## Objective
Omit every picture and output the rest of the records exactly as they are.

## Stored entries
------------------------------------------------------------

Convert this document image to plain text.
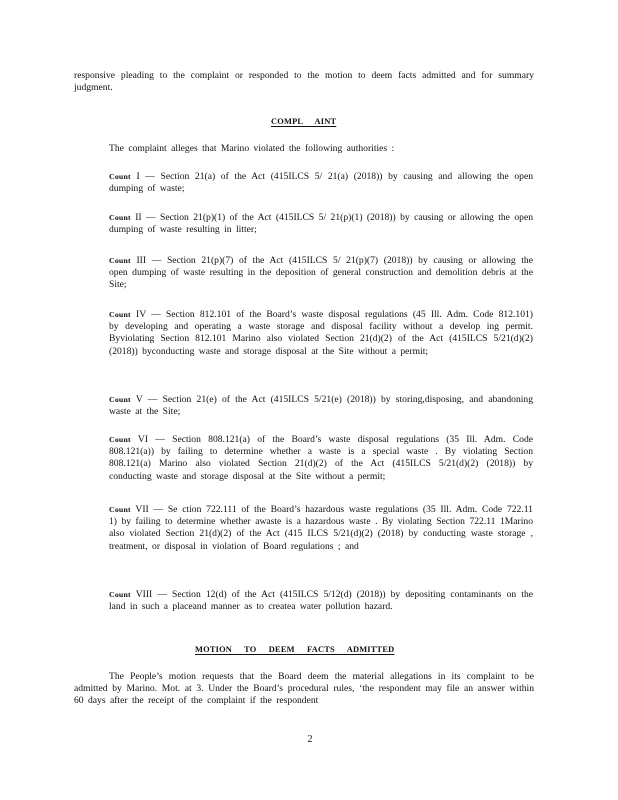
responsive pleading to the complaint or responded to the motion to deem facts admitted and for summary judgment.

COMPL AINT

The complaint alleges that Marino violated the following authorities :

Count I — Section 21(a) of the Act (415ILCS 5/ 21(a) (2018)) by causing and allowing the open dumping of waste;

Count II — Section 21(p)(1) of the Act (415ILCS 5/ 21(p)(1) (2018)) by causing or allowing the open dumping of waste resulting in litter;

Count III — Section 21(p)(7) of the Act (415ILCS 5/ 21(p)(7) (2018)) by causing or allowing the open dumping of waste resulting in the deposition of general construction and demolition debris at the Site;

Count IV — Section 812.101 of the Board’s waste disposal regulations (45 Ill. Adm. Code 812.101) by developing and operating a waste storage and disposal facility without a develop ing permit. Byviolating Section 812.101 Marino also violated Section 21(d)(2) of the Act (415ILCS 5/21(d)(2) (2018)) byconducting waste and storage disposal at the Site without a permit;

Count V — Section 21(e) of the Act (415ILCS 5/21(e) (2018)) by storing,disposing, and abandoning waste at the Site;

Count VI — Section 808.121(a) of the Board’s waste disposal regulations (35 Ill. Adm. Code 808.121(a)) by failing to determine whether a waste is a special waste . By violating Section 808.121(a) Marino also violated Section 21(d)(2) of the Act (415ILCS 5/21(d)(2) (2018)) by conducting waste and storage disposal at the Site without a permit;

Count VII — Se ction 722.111 of the Board’s hazardous waste regulations (35 Ill. Adm. Code 722.11 1) by failing to determine whether awaste is a hazardous waste . By violating Section 722.11 1Marino also violated Section 21(d)(2) of the Act (415 ILCS 5/21(d)(2) (2018) by conducting waste storage , treatment, or disposal in violation of Board regulations ; and

Count VIII — Section 12(d) of the Act (415ILCS 5/12(d) (2018)) by depositing contaminants on the land in such a placeand manner as to createa water pollution hazard.

MOTION TO DEEM FACTS ADMITTED

The People’s motion requests that the Board deem the material allegations in its complaint to be admitted by Marino. Mot. at 3. Under the Board’s procedural rules, ‘the respondent may file an answer within 60 days after the receipt of the complaint if the respondent

2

------------------------------------------------------------

## Written answer
Convert this document image to plain text.
responsive pleading to the complaint or responded to the motion to deem facts admitted and for summary judgment.

COMPL AINT

The complaint alleges that Marino violated the following authorities :

Count I — Section 21(a) of the Act (415ILCS 5/ 21(a) (2018)) by causing and allowing the open dumping of waste;

Count II — Section 21(p)(1) of the Act (415ILCS 5/ 21(p)(1) (2018)) by causing or allowing the open dumping of waste resulting in litter;

Count III — Section 21(p)(7) of the Act (415ILCS 5/ 21(p)(7) (2018)) by causing or allowing the open dumping of waste resulting in the deposition of general construction and demolition debris at the Site;

Count IV — Section 812.101 of the Board’s waste disposal regulations (45 Ill. Adm. Code 812.101) by developing and operating a waste storage and disposal facility without a develop ing permit. Byviolating Section 812.101 Marino also violated Section 21(d)(2) of the Act (415ILCS 5/21(d)(2) (2018)) byconducting waste and storage disposal at the Site without a permit;

Count V — Section 21(e) of the Act (415ILCS 5/21(e) (2018)) by storing,disposing, and abandoning waste at the Site;

Count VI — Section 808.121(a) of the Board’s waste disposal regulations (35 Ill. Adm. Code 808.121(a)) by failing to determine whether a waste is a special waste . By violating Section 808.121(a) Marino also violated Section 21(d)(2) of the Act (415ILCS 5/21(d)(2) (2018)) by conducting waste and storage disposal at the Site without a permit;

Count VII — Se ction 722.111 of the Board’s hazardous waste regulations (35 Ill. Adm. Code 722.11 1) by failing to determine whether awaste is a hazardous waste . By violating Section 722.11 1Marino also violated Section 21(d)(2) of the Act (415 ILCS 5/21(d)(2) (2018) by conducting waste storage , treatment, or disposal in violation of Board regulations ; and

Count VIII — Section 12(d) of the Act (415ILCS 5/12(d) (2018)) by depositing contaminants on the land in such a placeand manner as to createa water pollution hazard.

MOTION TO DEEM FACTS ADMITTED

The People’s motion requests that the Board deem the material allegations in its complaint to be admitted by Marino. Mot. at 3. Under the Board’s procedural rules, ‘the respondent may file an answer within 60 days after the receipt of the complaint if the respondent

2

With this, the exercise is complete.